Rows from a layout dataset
************

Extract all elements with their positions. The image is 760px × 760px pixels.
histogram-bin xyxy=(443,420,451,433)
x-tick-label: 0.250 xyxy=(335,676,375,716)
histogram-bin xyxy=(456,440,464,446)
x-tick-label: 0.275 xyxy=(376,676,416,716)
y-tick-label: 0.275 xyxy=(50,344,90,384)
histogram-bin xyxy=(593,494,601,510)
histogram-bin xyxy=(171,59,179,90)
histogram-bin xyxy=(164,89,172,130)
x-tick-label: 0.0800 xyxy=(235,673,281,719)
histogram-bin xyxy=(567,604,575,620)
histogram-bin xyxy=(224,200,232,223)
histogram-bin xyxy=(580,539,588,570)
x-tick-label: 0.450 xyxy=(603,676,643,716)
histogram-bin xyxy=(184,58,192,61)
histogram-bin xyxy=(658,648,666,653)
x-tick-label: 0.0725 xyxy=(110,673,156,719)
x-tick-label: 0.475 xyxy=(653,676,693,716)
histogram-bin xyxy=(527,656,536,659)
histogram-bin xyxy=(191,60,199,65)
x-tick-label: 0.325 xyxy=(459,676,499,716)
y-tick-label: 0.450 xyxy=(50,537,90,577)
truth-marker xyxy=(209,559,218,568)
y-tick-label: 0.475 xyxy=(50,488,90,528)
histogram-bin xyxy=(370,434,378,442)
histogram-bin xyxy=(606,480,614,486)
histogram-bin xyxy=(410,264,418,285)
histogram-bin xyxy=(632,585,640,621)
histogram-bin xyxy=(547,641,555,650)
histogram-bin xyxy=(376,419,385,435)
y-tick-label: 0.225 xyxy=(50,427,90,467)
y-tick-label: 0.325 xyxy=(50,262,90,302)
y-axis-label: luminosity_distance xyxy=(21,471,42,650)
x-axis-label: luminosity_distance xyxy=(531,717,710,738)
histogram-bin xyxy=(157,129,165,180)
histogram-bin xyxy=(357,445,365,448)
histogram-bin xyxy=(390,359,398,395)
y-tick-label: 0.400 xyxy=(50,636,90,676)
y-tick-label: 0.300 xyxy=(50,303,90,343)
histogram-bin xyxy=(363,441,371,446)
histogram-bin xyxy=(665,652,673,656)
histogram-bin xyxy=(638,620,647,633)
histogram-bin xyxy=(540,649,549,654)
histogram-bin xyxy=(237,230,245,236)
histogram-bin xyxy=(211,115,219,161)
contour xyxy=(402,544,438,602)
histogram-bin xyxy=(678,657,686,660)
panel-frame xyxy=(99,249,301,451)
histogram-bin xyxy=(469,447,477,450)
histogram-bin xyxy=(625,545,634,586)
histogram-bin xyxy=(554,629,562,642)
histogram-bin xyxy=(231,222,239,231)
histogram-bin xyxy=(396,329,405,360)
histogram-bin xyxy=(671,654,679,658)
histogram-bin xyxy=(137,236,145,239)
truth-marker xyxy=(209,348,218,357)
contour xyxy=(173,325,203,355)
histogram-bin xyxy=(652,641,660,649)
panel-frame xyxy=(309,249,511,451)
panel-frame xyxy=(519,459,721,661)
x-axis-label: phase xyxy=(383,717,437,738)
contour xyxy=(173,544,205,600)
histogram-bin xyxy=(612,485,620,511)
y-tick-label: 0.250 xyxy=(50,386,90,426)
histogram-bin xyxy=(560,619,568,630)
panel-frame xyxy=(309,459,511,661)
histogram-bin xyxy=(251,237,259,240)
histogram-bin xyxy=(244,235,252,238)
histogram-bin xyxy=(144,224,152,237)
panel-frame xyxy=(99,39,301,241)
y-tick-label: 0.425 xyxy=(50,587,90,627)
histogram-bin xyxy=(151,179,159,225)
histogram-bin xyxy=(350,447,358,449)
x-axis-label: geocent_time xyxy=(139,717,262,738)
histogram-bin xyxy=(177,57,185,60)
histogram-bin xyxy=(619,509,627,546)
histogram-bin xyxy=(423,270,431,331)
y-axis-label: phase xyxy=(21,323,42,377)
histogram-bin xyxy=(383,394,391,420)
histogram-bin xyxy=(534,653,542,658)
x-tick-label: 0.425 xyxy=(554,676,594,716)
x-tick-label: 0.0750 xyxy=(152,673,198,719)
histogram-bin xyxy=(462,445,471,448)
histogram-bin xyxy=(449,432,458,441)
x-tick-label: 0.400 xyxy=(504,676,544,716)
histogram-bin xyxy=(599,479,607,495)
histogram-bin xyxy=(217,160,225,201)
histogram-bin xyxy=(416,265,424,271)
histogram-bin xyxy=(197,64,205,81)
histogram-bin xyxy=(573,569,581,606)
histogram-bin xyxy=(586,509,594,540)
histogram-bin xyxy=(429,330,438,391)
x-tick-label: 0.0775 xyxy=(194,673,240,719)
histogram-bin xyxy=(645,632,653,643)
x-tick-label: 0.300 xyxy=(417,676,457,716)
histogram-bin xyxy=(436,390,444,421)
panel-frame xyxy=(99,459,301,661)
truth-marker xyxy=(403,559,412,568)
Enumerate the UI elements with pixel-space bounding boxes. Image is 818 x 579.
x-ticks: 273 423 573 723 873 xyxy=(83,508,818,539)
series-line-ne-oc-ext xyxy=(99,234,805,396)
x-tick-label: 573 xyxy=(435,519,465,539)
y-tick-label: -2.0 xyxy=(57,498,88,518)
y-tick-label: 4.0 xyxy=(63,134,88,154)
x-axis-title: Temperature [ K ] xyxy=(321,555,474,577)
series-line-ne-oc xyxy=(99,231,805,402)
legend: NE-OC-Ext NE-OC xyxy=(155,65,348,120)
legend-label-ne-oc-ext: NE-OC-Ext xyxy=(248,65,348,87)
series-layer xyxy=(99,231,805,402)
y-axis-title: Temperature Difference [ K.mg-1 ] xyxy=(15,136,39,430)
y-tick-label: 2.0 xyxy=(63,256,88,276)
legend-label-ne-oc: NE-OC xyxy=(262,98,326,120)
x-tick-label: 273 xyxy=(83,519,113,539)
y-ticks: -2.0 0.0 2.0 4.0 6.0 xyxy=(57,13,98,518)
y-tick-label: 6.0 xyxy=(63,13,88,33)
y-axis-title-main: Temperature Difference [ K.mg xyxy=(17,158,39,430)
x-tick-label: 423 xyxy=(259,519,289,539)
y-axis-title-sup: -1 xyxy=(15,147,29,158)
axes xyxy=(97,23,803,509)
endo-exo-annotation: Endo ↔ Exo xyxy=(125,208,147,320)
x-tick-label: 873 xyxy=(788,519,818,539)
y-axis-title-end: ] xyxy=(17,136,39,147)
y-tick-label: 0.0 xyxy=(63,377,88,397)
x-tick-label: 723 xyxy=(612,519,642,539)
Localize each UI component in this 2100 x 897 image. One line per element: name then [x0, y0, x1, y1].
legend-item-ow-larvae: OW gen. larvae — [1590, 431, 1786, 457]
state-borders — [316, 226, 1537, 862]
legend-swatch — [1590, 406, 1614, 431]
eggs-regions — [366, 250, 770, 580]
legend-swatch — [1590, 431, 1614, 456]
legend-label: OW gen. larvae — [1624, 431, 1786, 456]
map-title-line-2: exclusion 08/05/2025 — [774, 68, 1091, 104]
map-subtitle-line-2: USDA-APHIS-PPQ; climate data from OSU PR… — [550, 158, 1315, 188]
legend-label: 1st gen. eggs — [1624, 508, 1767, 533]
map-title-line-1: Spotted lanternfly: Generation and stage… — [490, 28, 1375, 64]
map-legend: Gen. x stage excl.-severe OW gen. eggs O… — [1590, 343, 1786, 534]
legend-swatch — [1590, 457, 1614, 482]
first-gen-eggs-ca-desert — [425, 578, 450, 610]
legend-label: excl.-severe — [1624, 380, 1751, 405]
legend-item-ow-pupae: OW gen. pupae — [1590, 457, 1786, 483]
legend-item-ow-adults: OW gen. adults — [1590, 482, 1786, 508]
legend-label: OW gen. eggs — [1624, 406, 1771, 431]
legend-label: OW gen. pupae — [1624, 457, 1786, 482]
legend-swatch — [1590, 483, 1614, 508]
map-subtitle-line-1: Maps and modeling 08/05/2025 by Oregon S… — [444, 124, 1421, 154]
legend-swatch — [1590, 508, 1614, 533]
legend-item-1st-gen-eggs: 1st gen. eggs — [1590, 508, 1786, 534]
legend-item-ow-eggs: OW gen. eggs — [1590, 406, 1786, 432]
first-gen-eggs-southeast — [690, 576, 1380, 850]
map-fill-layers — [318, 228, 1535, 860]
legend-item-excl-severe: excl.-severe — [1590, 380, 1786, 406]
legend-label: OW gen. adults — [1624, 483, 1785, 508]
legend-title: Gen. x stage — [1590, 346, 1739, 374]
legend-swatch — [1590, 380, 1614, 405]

************

YOUR OBJECTIVE: Output as a JSON list of strings, one per line with blank lines omitted, everything in the items from the start down to the line containing "histogram-bin xyxy=(527,656,536,659)", both ends included.

FULL SOLUTION:
[
  "Extract all elements with their positions. The image is 760px × 760px pixels.",
  "histogram-bin xyxy=(443,420,451,433)",
  "x-tick-label: 0.250 xyxy=(335,676,375,716)",
  "histogram-bin xyxy=(456,440,464,446)",
  "x-tick-label: 0.275 xyxy=(376,676,416,716)",
  "y-tick-label: 0.275 xyxy=(50,344,90,384)",
  "histogram-bin xyxy=(593,494,601,510)",
  "histogram-bin xyxy=(171,59,179,90)",
  "histogram-bin xyxy=(164,89,172,130)",
  "x-tick-label: 0.0800 xyxy=(235,673,281,719)",
  "histogram-bin xyxy=(567,604,575,620)",
  "histogram-bin xyxy=(224,200,232,223)",
  "histogram-bin xyxy=(580,539,588,570)",
  "x-tick-label: 0.450 xyxy=(603,676,643,716)",
  "histogram-bin xyxy=(184,58,192,61)",
  "histogram-bin xyxy=(658,648,666,653)",
  "x-tick-label: 0.0725 xyxy=(110,673,156,719)",
  "x-tick-label: 0.475 xyxy=(653,676,693,716)",
  "histogram-bin xyxy=(527,656,536,659)"
]